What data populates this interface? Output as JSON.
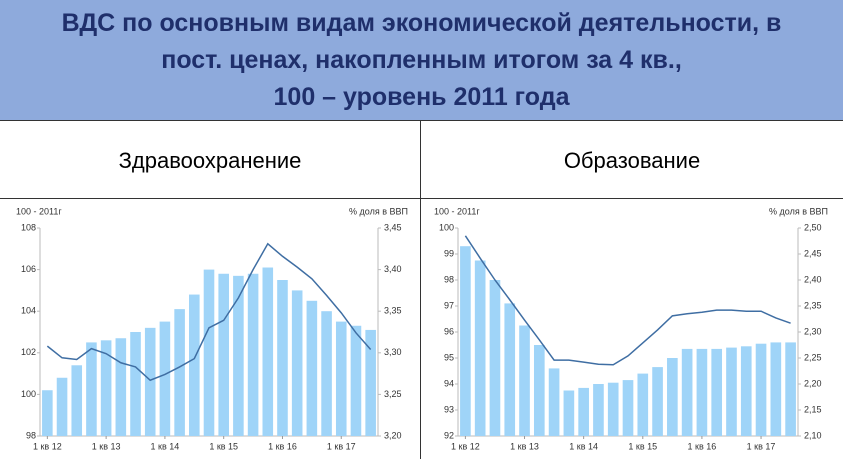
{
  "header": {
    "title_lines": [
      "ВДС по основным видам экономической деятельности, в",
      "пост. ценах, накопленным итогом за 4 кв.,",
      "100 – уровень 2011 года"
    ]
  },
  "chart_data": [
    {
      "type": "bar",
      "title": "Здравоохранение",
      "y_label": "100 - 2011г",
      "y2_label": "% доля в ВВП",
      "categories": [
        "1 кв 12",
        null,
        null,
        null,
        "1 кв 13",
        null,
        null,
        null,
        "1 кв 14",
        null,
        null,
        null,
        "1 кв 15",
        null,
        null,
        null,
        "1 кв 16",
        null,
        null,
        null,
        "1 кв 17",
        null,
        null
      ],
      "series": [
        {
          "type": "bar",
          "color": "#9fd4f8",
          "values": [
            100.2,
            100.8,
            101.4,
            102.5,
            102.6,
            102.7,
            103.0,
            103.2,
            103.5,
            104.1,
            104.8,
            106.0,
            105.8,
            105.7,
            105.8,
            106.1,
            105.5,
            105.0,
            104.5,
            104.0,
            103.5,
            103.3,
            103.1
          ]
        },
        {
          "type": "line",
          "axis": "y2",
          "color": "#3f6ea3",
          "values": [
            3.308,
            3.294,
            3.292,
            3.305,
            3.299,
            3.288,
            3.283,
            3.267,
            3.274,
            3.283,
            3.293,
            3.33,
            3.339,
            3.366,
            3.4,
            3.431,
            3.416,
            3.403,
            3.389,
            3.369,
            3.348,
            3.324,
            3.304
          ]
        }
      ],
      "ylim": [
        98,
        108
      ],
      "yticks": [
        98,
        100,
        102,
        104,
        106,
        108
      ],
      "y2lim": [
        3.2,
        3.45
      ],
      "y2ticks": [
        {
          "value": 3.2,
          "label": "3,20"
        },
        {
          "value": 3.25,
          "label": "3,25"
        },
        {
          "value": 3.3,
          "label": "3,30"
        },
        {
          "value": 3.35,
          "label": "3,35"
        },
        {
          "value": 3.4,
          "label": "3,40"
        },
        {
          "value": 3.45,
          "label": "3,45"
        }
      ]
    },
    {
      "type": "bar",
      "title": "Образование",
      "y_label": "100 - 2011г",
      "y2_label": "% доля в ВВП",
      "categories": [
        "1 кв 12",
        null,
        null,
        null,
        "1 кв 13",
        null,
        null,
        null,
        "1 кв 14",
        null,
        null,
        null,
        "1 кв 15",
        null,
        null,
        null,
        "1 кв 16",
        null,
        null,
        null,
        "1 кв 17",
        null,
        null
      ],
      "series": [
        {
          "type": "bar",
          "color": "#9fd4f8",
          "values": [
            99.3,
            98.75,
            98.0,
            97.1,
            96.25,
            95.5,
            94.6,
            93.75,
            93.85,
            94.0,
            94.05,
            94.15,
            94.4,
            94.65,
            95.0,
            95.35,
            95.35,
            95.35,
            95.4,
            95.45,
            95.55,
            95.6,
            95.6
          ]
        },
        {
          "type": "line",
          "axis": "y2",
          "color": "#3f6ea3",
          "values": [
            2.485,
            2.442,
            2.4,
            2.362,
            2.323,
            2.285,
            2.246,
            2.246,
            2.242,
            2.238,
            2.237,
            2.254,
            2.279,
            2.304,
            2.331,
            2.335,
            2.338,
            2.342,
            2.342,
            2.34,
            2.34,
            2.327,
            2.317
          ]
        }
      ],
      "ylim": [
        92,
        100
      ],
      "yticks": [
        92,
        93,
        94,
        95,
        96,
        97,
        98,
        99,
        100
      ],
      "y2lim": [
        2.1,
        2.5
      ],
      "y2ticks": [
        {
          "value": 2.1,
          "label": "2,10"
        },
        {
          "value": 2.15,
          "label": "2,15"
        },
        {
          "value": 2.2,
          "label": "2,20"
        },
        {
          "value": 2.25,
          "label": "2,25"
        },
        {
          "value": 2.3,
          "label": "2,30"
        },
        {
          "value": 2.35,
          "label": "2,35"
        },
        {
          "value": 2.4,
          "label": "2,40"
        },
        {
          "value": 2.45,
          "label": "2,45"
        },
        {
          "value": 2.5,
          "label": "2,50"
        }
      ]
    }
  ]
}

==

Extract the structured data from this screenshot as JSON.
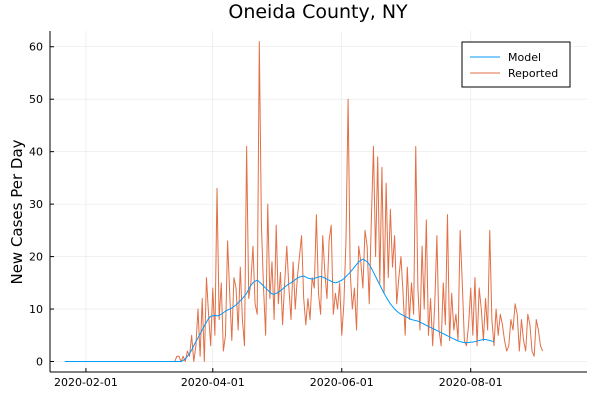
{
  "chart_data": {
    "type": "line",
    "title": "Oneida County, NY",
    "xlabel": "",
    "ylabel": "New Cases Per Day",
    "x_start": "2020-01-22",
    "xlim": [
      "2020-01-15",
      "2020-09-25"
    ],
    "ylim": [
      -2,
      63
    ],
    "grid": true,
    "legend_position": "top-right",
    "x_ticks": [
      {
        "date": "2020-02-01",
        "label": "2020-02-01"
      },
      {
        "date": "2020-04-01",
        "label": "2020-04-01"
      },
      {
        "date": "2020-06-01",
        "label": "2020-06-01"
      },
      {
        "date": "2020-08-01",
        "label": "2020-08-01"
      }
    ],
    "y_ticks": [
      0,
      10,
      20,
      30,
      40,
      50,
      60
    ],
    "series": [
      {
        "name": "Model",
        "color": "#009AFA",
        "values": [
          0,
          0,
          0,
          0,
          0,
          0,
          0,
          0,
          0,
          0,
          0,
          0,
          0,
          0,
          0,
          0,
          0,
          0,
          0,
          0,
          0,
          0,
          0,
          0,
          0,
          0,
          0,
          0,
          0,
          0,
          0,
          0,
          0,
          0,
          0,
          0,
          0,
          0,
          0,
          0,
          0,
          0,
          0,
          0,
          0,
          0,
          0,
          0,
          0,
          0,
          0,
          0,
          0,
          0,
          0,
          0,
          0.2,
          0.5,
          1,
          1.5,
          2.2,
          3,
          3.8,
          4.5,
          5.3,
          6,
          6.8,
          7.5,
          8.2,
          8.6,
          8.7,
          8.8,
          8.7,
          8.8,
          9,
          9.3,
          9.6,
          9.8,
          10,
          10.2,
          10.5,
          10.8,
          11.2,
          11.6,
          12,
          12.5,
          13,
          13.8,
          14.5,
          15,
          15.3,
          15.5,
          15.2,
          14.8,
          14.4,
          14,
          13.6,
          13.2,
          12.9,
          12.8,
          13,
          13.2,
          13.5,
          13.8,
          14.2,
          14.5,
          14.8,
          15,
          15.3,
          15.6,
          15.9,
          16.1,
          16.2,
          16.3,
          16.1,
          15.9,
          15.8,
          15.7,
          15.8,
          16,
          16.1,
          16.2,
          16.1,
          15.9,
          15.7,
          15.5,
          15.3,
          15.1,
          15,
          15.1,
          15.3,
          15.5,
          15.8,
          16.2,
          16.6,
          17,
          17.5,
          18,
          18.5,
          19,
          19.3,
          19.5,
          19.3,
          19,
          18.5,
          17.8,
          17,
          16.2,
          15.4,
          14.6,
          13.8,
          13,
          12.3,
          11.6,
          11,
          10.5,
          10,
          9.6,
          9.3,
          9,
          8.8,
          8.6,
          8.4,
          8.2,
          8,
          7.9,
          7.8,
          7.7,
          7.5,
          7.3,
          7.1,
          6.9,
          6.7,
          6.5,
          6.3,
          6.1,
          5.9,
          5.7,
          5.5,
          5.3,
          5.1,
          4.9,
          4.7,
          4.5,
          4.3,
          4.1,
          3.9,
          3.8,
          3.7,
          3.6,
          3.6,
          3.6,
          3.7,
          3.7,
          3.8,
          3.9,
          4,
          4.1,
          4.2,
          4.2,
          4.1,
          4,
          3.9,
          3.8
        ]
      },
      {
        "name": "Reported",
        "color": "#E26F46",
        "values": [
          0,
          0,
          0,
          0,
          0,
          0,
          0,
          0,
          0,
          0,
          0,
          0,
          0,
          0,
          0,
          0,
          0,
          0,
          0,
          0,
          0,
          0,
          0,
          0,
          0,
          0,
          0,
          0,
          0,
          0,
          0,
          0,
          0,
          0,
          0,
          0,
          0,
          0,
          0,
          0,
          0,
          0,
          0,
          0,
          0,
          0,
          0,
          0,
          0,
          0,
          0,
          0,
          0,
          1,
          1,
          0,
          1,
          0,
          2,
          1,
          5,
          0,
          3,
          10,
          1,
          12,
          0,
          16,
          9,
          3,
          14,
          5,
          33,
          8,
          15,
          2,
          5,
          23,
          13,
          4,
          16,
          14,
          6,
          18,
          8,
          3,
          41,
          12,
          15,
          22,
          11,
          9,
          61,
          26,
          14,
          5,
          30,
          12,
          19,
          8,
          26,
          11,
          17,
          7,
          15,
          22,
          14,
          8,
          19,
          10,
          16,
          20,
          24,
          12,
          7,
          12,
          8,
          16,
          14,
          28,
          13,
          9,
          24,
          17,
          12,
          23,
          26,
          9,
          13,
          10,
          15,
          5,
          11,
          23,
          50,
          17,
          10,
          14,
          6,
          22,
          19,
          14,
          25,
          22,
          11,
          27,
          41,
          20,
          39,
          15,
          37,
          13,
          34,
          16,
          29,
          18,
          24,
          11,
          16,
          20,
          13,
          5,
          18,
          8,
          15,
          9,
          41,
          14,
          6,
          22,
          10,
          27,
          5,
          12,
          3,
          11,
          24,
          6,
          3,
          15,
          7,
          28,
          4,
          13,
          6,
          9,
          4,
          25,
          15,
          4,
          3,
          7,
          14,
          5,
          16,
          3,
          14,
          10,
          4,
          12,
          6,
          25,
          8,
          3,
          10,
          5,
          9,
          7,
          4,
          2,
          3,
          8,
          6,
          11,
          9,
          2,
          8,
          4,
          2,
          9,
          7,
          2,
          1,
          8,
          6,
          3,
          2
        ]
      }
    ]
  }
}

---

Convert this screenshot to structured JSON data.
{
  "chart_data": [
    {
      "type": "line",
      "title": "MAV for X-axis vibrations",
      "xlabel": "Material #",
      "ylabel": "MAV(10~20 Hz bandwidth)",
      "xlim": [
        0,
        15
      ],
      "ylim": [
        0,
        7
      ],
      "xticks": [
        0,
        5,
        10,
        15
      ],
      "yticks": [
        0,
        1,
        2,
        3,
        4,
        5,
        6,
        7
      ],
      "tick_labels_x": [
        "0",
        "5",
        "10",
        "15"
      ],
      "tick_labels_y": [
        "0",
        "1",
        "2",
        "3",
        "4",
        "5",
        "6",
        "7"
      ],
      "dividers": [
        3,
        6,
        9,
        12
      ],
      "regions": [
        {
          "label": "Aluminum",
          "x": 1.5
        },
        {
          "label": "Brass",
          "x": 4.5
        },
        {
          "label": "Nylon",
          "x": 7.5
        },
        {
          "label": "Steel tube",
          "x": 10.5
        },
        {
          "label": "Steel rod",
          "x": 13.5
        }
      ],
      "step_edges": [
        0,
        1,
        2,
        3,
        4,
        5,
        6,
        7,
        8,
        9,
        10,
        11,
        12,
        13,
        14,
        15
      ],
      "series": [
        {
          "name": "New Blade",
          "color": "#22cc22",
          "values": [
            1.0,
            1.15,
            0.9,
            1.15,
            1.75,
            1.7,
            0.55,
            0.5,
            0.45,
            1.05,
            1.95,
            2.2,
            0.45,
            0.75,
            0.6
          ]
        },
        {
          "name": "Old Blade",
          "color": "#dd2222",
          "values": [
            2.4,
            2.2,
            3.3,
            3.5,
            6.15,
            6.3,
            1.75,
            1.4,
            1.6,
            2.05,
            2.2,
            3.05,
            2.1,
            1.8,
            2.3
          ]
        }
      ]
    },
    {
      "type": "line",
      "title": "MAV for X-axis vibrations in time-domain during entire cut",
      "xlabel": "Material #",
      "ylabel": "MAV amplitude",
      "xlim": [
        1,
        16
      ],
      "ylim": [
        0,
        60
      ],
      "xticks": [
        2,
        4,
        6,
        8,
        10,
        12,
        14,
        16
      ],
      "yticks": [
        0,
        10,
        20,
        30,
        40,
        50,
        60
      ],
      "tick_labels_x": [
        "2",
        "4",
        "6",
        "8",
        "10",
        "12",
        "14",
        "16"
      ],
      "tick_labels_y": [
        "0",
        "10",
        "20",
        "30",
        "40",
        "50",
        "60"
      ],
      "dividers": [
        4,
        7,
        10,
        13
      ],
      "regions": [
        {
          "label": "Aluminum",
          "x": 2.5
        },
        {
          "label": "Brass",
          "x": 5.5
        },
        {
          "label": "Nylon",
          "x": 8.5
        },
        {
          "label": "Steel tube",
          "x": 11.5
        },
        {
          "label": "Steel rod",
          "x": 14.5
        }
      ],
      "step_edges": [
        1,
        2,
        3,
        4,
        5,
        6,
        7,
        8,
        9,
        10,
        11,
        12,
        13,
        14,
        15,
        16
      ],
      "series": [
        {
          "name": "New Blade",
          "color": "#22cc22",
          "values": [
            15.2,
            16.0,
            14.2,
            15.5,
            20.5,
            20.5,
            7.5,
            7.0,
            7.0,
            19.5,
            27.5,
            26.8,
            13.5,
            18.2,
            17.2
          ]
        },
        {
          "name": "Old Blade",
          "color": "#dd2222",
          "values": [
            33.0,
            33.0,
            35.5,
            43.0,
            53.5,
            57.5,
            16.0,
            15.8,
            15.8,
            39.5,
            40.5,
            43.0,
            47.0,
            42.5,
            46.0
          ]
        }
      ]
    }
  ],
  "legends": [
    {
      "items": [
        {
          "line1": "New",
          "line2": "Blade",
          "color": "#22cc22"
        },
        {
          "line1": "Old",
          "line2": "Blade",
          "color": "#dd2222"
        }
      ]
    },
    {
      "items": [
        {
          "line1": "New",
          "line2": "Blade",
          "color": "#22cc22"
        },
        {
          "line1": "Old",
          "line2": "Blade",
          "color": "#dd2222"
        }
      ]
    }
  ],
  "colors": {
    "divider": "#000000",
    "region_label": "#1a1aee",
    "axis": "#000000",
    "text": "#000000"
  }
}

== Problem statement ==
In the records above, how many lines include "structured"? Give that number and nothing more.

== Written solution ==
2